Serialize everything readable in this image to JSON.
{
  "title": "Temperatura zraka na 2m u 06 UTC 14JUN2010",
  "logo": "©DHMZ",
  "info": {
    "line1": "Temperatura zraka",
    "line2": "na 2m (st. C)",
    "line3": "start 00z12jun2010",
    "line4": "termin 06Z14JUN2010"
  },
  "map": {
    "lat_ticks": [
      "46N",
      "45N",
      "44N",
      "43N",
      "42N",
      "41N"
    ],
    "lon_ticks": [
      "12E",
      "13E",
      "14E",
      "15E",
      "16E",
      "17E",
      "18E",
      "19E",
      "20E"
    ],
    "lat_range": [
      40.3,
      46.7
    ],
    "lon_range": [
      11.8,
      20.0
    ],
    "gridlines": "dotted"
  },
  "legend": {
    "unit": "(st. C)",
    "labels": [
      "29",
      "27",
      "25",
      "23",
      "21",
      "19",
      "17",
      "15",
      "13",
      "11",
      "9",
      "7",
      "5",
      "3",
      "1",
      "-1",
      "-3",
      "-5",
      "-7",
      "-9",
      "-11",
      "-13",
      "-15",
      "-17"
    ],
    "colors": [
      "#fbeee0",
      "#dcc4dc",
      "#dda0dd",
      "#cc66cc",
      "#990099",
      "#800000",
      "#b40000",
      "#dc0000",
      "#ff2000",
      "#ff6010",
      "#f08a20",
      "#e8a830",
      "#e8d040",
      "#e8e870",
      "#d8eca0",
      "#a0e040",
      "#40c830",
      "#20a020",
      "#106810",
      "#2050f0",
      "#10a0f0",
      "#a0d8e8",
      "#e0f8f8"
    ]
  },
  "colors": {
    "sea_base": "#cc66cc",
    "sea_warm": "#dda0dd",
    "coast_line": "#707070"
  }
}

= = = =

» **TASK TO COMPLETE**: Which lines contain "zraka"? Copy each of them.

» **ANSWER FOR THE TASK**:
  "title": "Temperatura zraka na 2m u 06 UTC 14JUN2010",
    "line1": "Temperatura zraka",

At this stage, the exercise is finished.